■ OBJECTIVE
Can you write out all of the material below, word for word?

#####

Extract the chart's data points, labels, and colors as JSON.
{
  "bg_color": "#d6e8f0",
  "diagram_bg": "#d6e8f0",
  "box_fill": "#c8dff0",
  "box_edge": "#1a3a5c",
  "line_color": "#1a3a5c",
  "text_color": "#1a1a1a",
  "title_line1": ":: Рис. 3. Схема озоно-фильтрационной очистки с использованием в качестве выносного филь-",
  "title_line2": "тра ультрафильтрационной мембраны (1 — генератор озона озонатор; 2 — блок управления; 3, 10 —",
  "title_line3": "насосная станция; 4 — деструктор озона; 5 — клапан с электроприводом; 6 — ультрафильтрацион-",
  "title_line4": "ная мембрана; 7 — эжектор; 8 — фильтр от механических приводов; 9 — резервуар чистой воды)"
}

#####

■ EXERCISE RESPONSE
Extract the chart's data points, labels, and colors as JSON.
{
  "bg_color": "#d6e8f0",
  "diagram_bg": "#d6e8f0",
  "box_fill": "#c8dff0",
  "box_edge": "#1a3a5c",
  "line_color": "#1a3a5c",
  "text_color": "#1a1a1a",
  "title_line1": ":: Рис. 3. Схема озоно-фильтрационной очистки с использованием в качестве выносного филь-",
  "title_line2": "тра ультрафильтрационной мембраны (1 — генератор озона озонатор; 2 — блок управления; 3, 10 —",
  "title_line3": "насосная станция; 4 — деструктор озона; 5 — клапан с электроприводом; 6 — ультрафильтрацион-",
  "title_line4": "ная мембрана; 7 — эжектор; 8 — фильтр от механических приводов; 9 — резервуар чистой воды)"
}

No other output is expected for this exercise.